### Challenge
From the listing below, pull out the lines that hold "chart".

### Data lines
— Start —
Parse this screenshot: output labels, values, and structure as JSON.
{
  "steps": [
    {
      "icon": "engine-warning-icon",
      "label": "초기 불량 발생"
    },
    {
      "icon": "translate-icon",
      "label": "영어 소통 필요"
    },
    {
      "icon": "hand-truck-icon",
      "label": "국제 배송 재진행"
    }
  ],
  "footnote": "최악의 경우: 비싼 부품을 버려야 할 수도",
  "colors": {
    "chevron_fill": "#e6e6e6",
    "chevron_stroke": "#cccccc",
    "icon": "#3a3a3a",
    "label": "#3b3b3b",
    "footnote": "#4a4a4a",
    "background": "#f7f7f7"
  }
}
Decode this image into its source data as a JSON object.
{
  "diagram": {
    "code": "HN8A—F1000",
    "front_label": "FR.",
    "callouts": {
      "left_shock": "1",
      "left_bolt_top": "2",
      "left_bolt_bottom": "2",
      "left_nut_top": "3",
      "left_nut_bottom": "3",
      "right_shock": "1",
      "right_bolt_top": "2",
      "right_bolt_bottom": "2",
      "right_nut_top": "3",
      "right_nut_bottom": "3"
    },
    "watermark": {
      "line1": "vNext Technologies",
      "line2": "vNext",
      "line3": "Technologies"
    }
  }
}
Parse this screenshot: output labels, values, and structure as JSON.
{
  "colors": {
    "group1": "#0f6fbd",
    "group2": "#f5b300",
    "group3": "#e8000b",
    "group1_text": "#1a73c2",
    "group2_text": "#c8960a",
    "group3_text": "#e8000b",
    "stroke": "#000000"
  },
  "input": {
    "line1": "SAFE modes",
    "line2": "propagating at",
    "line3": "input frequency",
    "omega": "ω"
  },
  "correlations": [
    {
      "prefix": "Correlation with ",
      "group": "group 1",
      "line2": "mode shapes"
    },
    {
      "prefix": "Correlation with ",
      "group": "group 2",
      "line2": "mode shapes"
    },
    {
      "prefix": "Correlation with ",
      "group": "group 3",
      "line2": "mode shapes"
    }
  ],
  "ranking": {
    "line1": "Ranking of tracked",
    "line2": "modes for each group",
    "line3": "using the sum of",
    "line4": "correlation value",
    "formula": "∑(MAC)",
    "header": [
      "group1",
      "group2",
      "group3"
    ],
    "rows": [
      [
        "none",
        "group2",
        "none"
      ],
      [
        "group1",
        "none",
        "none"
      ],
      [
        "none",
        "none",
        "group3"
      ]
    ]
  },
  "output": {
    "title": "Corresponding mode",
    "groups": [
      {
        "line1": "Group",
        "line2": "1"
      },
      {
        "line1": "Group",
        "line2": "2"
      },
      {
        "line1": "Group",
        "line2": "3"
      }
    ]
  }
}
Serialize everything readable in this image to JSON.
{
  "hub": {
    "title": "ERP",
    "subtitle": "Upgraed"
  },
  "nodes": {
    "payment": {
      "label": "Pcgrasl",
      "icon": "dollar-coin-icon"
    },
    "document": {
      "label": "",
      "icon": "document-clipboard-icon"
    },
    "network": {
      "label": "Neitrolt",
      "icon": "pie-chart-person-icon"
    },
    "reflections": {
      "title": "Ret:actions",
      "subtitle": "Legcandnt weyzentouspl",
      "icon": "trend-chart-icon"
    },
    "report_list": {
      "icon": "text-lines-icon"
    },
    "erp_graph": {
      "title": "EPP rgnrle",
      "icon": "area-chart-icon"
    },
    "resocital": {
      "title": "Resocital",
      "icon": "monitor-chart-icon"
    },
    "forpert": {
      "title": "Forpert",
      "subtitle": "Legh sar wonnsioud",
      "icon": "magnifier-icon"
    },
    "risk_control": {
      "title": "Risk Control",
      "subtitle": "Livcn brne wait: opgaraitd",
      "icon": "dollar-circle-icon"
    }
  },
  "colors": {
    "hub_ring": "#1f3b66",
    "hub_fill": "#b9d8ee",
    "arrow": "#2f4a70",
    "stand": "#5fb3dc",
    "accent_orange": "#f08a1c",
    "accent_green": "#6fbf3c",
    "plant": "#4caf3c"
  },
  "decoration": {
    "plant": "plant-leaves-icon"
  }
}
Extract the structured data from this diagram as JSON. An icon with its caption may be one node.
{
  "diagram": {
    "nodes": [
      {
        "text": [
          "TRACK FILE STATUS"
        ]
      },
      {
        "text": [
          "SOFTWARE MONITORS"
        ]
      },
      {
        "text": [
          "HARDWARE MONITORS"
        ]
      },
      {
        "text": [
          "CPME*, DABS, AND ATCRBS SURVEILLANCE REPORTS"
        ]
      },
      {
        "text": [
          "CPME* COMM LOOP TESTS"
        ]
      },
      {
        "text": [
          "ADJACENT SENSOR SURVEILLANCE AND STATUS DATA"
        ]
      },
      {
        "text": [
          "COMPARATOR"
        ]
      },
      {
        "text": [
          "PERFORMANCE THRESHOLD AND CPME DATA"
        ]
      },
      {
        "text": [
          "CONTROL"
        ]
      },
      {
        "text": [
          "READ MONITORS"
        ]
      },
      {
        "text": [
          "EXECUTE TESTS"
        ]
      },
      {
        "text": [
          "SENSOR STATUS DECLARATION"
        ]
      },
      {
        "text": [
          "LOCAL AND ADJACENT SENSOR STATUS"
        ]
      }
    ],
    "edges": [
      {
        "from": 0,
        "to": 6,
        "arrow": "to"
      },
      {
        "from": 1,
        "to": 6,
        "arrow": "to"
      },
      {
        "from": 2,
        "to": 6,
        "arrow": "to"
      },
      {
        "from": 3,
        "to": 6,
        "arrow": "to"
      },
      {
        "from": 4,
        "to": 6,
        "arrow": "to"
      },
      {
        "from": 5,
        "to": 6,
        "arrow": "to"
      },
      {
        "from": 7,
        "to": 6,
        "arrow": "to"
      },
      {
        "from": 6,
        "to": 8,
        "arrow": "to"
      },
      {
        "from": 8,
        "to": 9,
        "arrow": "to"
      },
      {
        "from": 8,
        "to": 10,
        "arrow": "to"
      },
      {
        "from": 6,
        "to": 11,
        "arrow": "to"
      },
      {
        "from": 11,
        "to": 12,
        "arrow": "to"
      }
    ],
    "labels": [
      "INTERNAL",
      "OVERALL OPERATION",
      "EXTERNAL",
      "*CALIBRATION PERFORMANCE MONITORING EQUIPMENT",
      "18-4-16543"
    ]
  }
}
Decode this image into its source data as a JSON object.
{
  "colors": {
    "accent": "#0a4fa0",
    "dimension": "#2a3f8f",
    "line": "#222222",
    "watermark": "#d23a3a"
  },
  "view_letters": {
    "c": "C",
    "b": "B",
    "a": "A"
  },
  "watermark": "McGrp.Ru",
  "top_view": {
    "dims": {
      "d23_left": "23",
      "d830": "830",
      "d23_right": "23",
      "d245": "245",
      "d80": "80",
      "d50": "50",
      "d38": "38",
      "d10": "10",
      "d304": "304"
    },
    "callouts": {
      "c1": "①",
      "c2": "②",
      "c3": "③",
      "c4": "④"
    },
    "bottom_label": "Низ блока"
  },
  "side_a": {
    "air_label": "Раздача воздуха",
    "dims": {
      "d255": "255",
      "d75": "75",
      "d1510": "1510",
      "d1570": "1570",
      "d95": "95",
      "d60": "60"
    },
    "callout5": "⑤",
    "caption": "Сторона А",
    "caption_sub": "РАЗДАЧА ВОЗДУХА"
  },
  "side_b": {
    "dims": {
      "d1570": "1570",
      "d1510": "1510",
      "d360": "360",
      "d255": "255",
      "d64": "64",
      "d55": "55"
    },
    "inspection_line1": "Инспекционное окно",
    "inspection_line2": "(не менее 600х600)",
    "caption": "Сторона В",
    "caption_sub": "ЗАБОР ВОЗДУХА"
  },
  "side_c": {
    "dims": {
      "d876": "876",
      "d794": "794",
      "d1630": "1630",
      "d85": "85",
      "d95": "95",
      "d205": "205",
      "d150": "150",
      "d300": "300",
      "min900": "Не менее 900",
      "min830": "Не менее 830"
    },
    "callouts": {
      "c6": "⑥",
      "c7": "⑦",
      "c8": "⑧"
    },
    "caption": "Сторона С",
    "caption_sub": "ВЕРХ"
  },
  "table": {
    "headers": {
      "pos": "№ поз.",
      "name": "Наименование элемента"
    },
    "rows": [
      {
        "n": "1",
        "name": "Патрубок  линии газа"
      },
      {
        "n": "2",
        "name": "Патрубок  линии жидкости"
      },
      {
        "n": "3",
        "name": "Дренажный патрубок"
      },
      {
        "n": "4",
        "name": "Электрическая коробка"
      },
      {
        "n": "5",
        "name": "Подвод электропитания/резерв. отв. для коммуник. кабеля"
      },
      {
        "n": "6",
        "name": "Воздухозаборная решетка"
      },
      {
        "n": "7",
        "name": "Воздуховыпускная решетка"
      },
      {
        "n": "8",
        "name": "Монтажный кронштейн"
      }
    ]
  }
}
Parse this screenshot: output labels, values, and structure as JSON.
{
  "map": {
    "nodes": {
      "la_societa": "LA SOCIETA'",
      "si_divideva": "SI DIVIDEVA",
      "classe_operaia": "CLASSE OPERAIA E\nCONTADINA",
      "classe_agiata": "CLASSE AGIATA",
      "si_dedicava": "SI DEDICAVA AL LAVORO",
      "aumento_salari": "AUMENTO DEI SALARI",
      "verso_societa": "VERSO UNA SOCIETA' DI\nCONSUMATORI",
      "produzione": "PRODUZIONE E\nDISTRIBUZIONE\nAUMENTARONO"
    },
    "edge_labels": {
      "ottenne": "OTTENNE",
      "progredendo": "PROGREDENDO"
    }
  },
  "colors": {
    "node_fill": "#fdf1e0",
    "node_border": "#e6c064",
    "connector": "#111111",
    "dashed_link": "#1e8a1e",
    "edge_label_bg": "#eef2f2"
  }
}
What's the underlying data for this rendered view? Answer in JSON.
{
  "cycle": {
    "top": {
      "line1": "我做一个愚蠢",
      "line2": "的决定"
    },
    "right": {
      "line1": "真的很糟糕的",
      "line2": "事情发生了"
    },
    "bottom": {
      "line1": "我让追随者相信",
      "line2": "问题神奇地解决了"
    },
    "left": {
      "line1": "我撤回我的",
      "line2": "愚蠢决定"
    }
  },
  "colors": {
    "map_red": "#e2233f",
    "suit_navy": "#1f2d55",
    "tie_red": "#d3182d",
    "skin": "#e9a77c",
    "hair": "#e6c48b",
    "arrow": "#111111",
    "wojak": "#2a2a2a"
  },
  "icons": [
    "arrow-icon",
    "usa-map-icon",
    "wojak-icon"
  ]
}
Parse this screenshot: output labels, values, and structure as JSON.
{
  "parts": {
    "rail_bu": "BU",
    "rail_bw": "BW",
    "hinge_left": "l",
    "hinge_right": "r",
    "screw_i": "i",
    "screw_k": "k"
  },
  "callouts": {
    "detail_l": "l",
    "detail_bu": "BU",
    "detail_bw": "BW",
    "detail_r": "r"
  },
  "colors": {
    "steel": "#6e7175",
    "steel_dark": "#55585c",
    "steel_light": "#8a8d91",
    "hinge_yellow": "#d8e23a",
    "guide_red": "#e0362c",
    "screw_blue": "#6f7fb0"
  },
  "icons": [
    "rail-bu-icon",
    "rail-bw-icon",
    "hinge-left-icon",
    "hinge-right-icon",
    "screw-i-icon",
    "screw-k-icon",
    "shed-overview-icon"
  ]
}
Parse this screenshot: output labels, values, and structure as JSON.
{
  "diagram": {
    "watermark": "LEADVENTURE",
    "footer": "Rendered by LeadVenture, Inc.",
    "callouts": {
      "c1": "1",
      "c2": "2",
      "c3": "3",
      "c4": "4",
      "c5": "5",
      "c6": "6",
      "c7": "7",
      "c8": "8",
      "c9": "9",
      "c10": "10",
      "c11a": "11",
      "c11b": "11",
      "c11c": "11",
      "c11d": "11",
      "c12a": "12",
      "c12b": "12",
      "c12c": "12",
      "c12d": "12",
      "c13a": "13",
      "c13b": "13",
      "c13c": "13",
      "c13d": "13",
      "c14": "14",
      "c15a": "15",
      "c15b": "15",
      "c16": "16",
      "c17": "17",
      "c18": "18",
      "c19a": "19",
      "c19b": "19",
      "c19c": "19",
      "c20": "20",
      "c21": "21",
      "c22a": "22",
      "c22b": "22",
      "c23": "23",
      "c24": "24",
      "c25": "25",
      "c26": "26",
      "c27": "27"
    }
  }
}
— End —
### The answer
      "icon": "pie-chart-person-icon"
      "icon": "trend-chart-icon"
      "icon": "area-chart-icon"
      "icon": "monitor-chart-icon"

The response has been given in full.